━━━ MATERIAL PROVIDED
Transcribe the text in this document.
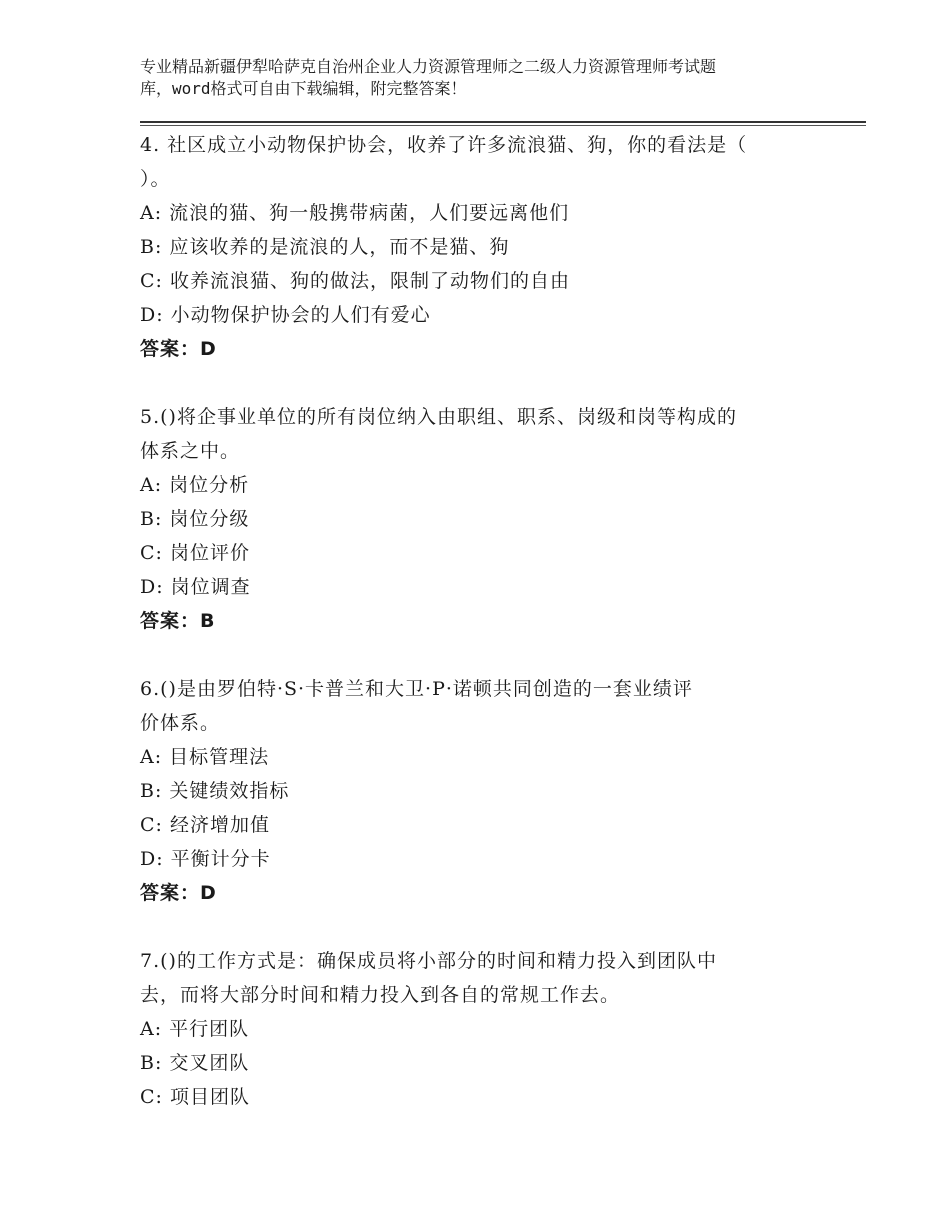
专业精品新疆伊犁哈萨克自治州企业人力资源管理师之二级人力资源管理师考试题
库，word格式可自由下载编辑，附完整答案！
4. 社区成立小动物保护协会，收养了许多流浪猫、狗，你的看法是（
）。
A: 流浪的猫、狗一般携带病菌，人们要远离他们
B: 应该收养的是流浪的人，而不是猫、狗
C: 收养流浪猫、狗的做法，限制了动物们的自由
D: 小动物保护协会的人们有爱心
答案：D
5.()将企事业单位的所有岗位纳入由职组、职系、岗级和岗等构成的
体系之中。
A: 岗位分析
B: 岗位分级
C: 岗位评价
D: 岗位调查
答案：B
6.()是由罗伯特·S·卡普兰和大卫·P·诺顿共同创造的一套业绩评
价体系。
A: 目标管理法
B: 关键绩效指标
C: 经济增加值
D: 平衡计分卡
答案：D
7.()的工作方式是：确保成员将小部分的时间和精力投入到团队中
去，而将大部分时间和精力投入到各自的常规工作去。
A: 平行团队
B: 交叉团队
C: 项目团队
━━━━━━
━━━ MATERIAL PROVIDED
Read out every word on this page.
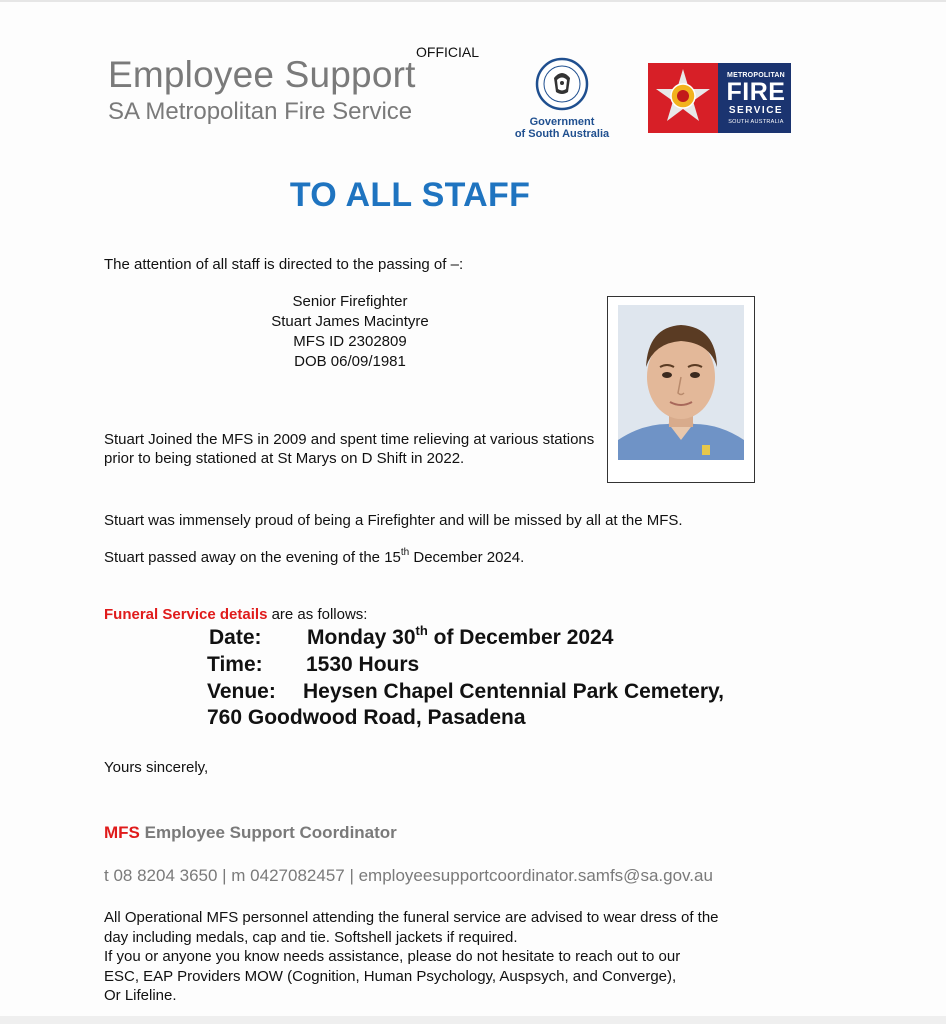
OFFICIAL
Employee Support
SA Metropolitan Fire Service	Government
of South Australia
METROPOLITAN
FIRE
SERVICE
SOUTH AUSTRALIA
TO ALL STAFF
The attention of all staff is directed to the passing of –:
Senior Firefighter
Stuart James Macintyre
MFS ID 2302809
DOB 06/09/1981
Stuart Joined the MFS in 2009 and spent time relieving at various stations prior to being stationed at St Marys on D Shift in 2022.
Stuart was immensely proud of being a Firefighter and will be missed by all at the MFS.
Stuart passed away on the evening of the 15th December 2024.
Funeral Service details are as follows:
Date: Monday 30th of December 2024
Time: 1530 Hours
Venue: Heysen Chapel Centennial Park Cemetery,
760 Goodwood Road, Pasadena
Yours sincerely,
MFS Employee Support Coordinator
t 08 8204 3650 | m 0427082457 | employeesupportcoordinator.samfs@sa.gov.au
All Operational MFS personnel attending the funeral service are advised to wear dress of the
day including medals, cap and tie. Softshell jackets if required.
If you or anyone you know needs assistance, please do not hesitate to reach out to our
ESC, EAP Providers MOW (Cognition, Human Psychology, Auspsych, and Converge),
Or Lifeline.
━━━━━━
▶ [WORK TO COMPLETE]:
Copy every line of the listing containing the string "this".

▶ [SOLUTION]:
Transcribe the text in this document.
Read out every word on this page.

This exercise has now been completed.